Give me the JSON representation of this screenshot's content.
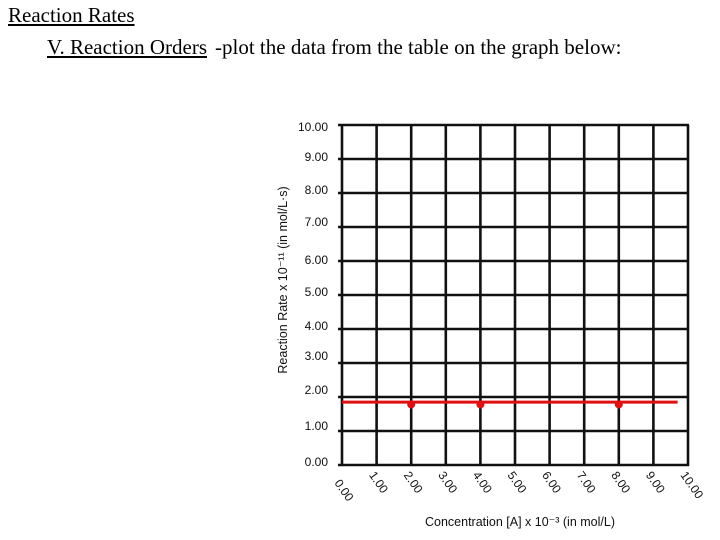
{
  "header": {
    "title": "Reaction Rates",
    "section": "V.  Reaction Orders",
    "instruction": "-plot the data from the table on the graph below:"
  },
  "chart_data": {
    "type": "scatter",
    "title": "",
    "xlabel": "Concentration [A] x 10⁻³ (in mol/L)",
    "ylabel": "Reaction Rate x 10⁻¹¹ (in mol/L·s)",
    "xlim": [
      0,
      10
    ],
    "ylim": [
      0,
      10
    ],
    "grid": true,
    "x_ticks": [
      "0.00",
      "1.00",
      "2.00",
      "3.00",
      "4.00",
      "5.00",
      "6.00",
      "7.00",
      "8.00",
      "9.00",
      "10.00"
    ],
    "y_ticks": [
      "0.00",
      "1.00",
      "2.00",
      "3.00",
      "4.00",
      "5.00",
      "6.00",
      "7.00",
      "8.00",
      "9.00",
      "10.00"
    ],
    "series": [
      {
        "name": "data points",
        "type": "scatter",
        "color": "#e01010",
        "points": [
          {
            "x": 2.0,
            "y": 1.78
          },
          {
            "x": 4.0,
            "y": 1.78
          },
          {
            "x": 8.0,
            "y": 1.78
          }
        ]
      },
      {
        "name": "best-fit line",
        "type": "line",
        "color": "#e01010",
        "points": [
          {
            "x": 0.0,
            "y": 1.85
          },
          {
            "x": 9.7,
            "y": 1.85
          }
        ]
      }
    ]
  }
}
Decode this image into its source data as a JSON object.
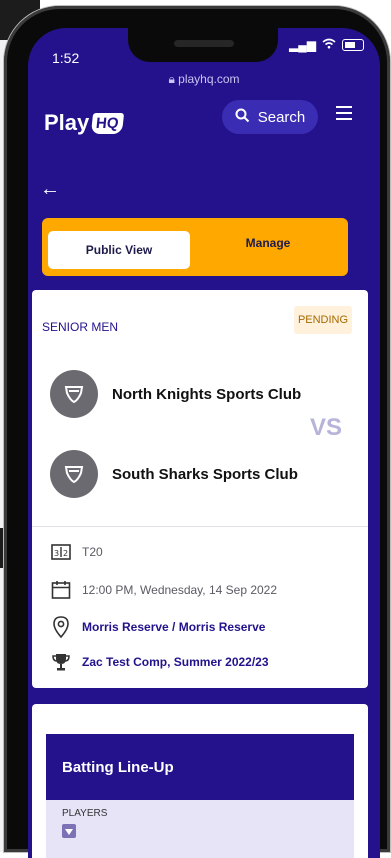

Exercise: Scan the listing above. Collect all lines with the word "Reaction".

Expected answer:
    "title": "Reaction Rates",
    "section": "V.  Reaction Orders",
    "ylabel": "Reaction Rate x 10⁻¹¹ (in mol/L·s)",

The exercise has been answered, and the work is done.